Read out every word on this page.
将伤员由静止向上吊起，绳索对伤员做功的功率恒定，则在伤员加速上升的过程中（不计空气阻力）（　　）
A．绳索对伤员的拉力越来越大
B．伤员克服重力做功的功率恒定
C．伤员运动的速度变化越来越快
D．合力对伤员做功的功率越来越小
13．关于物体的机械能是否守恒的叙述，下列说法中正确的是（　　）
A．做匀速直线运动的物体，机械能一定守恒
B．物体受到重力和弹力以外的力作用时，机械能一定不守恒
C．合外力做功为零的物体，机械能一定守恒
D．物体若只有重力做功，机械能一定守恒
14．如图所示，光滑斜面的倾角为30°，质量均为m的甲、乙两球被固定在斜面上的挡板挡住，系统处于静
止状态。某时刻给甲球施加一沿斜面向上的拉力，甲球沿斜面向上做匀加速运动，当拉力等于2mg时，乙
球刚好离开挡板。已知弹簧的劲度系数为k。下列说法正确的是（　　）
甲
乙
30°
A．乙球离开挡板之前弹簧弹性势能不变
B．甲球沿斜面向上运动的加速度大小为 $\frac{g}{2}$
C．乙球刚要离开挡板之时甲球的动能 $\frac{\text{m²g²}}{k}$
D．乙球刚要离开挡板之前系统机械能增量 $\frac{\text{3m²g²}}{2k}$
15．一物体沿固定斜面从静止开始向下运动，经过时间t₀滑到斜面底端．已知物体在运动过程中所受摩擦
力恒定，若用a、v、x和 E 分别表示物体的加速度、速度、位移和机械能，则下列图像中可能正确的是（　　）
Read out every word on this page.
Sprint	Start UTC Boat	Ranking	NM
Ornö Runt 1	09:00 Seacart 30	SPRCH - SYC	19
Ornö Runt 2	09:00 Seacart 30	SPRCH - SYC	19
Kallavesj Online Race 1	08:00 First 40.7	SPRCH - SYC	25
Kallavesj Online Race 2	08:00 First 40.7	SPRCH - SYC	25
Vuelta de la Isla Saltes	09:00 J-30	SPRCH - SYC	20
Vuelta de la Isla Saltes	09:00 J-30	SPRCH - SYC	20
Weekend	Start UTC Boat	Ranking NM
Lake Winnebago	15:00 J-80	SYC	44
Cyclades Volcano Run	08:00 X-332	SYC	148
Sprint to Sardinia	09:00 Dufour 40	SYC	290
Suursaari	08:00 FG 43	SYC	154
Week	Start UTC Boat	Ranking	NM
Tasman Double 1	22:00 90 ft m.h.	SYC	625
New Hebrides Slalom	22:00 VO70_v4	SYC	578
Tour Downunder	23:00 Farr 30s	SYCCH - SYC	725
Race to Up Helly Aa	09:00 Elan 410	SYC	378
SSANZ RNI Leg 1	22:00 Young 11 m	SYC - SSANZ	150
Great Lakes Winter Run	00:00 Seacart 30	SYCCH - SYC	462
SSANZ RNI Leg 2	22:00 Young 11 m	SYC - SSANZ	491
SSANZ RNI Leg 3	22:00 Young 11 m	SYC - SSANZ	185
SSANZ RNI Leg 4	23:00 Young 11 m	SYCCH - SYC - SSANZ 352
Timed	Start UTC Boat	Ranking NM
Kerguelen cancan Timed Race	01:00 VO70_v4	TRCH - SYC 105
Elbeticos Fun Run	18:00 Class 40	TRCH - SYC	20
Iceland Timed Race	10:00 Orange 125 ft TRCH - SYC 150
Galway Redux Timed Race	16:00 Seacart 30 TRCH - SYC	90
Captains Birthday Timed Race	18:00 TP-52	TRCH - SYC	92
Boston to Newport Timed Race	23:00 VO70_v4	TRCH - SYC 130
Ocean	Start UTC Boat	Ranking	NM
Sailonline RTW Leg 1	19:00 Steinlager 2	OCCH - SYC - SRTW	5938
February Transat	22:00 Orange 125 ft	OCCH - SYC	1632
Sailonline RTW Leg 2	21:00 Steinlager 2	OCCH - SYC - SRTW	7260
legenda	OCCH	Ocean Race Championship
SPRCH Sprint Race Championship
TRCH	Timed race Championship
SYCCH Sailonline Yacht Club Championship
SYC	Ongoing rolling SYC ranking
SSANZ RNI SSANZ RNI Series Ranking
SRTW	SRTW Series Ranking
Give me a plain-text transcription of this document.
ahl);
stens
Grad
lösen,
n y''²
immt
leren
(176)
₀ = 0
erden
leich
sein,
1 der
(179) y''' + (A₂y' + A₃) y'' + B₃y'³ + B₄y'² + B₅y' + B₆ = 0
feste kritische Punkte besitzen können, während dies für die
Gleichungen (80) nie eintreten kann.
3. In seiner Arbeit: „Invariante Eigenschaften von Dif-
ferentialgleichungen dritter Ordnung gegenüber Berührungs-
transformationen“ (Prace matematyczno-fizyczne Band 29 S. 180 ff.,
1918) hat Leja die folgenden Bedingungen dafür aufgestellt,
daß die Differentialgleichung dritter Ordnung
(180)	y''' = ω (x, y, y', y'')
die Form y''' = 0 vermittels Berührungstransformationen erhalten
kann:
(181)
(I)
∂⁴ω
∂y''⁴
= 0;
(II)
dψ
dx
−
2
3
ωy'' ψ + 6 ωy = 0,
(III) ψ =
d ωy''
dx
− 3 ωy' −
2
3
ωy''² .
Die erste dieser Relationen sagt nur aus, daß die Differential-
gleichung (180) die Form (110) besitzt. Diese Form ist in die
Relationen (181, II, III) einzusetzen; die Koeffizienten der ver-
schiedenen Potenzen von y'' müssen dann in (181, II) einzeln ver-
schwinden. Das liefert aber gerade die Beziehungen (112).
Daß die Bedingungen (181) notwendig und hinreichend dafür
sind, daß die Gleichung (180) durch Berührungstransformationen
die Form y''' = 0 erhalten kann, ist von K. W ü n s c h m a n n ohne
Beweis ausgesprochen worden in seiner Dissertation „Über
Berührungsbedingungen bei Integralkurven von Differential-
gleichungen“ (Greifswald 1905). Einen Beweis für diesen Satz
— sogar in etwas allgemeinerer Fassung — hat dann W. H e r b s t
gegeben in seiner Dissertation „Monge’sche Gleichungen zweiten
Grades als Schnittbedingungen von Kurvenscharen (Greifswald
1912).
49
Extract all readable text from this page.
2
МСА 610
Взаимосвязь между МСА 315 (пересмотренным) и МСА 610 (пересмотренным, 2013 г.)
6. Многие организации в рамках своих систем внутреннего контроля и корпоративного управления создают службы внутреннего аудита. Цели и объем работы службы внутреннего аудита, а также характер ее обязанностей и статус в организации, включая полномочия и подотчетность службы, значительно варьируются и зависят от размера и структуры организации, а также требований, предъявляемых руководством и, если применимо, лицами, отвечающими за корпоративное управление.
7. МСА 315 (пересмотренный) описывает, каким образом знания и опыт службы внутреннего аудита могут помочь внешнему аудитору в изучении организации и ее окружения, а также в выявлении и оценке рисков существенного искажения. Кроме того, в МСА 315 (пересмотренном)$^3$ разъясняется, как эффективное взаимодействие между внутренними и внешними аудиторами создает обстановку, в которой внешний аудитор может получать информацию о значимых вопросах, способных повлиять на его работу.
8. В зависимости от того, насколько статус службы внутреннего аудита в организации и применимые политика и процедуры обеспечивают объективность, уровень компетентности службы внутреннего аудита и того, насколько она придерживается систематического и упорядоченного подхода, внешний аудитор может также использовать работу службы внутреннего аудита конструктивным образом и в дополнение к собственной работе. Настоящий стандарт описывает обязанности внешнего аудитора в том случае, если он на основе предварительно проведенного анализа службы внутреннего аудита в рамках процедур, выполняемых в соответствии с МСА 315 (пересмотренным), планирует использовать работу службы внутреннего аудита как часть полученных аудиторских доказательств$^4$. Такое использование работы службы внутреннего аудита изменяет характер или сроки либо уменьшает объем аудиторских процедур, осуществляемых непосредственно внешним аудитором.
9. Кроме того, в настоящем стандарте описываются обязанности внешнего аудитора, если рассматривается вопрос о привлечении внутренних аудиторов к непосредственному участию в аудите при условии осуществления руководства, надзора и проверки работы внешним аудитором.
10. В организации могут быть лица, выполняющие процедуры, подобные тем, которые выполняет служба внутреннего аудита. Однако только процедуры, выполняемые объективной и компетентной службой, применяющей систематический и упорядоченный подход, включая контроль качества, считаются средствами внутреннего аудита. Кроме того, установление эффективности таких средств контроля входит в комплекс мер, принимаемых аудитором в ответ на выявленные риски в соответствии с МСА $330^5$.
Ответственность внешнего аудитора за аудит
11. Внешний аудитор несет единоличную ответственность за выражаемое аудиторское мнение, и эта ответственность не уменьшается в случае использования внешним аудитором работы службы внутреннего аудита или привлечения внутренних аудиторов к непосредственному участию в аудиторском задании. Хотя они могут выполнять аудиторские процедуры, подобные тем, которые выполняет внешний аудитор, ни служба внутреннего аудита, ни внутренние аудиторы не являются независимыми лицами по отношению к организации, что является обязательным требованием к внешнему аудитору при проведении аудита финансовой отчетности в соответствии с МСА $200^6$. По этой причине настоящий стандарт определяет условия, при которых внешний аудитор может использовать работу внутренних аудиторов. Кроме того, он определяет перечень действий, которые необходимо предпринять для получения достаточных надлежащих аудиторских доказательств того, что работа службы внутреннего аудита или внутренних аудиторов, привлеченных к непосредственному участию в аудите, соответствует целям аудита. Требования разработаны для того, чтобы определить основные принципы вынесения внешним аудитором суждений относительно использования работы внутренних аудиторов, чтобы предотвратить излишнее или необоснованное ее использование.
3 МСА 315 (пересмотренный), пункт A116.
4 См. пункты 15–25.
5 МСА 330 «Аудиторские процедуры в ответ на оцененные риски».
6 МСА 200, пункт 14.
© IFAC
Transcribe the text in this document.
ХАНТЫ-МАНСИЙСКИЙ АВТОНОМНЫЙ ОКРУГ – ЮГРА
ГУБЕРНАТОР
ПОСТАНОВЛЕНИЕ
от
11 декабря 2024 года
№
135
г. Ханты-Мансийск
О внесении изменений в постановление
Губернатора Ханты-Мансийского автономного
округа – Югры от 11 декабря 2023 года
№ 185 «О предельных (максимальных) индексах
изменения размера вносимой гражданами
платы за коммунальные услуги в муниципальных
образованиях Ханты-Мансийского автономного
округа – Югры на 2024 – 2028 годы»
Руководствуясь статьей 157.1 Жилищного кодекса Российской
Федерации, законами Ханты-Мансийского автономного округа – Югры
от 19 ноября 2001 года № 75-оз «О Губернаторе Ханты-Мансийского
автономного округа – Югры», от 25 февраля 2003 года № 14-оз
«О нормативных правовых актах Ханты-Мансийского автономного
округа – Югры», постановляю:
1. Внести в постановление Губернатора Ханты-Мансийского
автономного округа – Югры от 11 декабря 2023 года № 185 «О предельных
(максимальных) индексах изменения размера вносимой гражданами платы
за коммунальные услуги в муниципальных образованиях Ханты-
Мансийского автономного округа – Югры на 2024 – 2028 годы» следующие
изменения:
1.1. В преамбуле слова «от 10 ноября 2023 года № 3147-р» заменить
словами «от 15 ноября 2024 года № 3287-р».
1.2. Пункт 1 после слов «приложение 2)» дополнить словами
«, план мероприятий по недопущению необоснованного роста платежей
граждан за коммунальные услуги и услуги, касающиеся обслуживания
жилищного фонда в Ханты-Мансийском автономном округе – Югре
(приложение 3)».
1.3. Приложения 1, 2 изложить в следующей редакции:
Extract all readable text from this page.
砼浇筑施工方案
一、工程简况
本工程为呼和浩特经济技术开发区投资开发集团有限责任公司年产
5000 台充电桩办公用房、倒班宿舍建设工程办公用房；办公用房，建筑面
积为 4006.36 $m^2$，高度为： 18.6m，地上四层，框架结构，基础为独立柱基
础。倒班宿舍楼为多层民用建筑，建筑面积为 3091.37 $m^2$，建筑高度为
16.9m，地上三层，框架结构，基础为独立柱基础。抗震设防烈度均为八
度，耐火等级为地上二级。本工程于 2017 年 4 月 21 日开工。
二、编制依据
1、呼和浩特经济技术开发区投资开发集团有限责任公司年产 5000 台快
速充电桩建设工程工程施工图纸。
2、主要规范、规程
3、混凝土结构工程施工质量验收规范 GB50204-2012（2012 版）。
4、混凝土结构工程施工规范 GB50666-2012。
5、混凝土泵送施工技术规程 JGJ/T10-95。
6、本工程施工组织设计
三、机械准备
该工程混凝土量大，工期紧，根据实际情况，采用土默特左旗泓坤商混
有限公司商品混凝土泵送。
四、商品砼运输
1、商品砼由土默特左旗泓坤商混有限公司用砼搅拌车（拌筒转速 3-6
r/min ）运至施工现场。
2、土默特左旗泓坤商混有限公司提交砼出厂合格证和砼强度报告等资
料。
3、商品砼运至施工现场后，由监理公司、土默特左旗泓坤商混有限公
______________________________
** WHAT THE TASK ASKS **
Of all the lines above, how many contain the word "机械能一定守恒"? Give the number and nothing else.

** TASK RESPONSE **
3